>> BEGIN Entries

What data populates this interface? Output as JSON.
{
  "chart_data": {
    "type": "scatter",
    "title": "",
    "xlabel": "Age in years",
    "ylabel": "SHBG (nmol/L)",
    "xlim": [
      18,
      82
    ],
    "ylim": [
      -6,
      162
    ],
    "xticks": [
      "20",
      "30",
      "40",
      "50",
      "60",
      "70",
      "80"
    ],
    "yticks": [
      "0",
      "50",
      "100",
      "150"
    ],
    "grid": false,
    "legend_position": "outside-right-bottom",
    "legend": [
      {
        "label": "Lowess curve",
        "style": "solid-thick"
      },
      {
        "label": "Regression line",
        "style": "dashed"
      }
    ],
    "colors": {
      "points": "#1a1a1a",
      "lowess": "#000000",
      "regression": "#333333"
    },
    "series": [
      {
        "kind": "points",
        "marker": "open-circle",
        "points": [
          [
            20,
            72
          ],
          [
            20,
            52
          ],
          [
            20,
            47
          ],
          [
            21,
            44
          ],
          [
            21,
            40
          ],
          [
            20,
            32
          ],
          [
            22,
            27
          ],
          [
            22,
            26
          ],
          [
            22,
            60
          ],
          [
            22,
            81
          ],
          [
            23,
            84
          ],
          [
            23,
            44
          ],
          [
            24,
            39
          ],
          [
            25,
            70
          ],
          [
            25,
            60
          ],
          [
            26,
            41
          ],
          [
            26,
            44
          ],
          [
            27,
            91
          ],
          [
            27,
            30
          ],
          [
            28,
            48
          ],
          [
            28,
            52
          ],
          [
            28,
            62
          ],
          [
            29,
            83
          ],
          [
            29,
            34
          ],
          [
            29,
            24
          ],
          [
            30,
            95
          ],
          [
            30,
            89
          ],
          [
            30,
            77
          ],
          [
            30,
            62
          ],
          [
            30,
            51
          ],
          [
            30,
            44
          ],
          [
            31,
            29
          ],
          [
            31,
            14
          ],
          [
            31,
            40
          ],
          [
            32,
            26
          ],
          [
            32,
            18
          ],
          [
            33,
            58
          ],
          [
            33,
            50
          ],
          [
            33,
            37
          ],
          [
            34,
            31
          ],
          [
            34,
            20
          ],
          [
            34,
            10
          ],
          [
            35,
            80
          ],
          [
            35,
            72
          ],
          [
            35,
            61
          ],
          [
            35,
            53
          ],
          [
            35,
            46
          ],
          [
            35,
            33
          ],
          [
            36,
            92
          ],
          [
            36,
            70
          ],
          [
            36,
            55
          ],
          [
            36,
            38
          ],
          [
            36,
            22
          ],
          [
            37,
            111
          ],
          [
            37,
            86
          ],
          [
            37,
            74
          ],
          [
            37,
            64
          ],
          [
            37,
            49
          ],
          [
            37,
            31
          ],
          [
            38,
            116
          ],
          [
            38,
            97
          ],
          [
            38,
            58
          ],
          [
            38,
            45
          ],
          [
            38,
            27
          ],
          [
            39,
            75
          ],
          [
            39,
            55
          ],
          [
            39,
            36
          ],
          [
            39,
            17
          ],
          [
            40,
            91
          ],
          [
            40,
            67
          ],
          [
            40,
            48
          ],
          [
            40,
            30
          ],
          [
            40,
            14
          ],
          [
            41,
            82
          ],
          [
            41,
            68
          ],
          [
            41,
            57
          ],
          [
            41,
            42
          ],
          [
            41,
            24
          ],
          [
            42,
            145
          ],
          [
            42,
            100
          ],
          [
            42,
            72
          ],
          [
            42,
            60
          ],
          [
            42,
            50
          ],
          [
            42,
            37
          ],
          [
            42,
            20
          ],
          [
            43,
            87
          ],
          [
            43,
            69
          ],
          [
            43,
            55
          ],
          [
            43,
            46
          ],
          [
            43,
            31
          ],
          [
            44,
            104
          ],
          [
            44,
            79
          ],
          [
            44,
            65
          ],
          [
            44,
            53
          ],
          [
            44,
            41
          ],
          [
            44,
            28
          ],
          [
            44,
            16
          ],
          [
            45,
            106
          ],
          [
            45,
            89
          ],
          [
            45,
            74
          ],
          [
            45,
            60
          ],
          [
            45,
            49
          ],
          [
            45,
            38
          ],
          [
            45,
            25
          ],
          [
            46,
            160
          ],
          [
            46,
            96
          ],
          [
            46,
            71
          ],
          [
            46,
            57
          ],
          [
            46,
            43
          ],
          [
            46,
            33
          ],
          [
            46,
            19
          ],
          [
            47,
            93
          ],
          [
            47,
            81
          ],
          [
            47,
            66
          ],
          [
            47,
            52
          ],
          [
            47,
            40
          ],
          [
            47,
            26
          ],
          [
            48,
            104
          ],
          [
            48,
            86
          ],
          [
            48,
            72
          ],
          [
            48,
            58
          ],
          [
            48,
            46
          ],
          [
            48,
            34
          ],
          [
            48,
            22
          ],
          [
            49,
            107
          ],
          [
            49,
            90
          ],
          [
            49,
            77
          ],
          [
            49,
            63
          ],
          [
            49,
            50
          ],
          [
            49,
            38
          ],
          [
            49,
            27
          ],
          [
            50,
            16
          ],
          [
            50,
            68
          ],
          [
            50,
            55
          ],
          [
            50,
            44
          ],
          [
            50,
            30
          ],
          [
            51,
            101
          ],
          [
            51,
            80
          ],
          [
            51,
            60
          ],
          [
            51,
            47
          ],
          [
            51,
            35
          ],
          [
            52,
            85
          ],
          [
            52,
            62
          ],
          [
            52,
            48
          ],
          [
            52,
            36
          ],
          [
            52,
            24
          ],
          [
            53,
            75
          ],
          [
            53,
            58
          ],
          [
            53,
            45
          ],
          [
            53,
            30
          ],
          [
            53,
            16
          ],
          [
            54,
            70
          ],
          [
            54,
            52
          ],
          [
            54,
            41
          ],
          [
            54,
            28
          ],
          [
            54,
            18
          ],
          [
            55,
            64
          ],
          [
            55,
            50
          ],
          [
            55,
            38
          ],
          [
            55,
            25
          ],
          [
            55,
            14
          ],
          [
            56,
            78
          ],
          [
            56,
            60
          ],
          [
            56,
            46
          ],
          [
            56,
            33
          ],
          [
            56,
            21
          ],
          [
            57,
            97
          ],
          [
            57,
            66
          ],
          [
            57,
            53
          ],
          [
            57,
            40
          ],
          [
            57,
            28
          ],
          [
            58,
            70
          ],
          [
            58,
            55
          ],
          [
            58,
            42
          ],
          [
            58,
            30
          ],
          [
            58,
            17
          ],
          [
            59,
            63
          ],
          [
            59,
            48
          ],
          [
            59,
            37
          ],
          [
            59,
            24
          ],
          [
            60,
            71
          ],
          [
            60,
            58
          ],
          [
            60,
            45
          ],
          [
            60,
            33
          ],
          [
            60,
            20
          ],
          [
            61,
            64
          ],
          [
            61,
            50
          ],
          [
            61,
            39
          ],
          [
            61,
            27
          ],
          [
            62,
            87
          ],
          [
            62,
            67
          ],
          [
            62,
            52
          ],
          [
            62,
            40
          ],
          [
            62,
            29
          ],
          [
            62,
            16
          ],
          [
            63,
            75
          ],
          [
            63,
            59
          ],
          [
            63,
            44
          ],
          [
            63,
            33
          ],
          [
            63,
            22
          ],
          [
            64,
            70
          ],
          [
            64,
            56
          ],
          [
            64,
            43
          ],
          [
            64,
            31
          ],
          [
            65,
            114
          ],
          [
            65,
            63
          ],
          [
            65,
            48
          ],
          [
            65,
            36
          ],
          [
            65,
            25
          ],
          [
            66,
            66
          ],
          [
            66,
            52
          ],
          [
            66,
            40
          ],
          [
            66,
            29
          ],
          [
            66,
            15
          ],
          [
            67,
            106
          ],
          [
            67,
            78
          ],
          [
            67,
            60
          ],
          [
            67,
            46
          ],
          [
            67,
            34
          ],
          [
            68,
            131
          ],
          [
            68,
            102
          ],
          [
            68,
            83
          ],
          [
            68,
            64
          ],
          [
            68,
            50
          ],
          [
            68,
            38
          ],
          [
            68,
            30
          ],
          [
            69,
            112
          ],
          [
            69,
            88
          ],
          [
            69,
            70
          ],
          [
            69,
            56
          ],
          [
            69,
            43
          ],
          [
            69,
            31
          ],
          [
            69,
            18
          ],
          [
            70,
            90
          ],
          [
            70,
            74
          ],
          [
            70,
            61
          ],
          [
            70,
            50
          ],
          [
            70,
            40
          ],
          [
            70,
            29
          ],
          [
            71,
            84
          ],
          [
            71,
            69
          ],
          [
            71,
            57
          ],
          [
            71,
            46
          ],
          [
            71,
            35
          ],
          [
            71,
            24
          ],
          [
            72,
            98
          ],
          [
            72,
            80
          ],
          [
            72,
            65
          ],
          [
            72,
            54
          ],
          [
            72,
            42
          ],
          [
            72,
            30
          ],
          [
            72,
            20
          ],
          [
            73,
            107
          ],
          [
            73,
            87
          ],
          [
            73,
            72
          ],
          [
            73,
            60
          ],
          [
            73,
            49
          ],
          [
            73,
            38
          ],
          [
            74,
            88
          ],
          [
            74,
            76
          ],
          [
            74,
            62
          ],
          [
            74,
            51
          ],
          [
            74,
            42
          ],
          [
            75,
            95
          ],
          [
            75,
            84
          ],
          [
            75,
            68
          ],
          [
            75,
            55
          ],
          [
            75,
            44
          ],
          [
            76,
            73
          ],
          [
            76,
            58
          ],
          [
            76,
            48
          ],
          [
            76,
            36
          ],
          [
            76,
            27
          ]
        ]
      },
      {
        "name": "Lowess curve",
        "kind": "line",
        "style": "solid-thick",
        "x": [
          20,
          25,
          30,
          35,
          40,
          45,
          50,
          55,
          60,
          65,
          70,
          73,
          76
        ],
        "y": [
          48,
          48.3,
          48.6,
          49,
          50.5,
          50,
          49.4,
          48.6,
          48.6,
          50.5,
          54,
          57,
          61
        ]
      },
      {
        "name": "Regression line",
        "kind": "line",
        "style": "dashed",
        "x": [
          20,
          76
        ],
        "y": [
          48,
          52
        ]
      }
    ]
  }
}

>> END Entries

**Task brief:**
Pull out all lines in the data above that include "curve".

**Answer in full:**
        "label": "Lowess curve",
        "name": "Lowess curve",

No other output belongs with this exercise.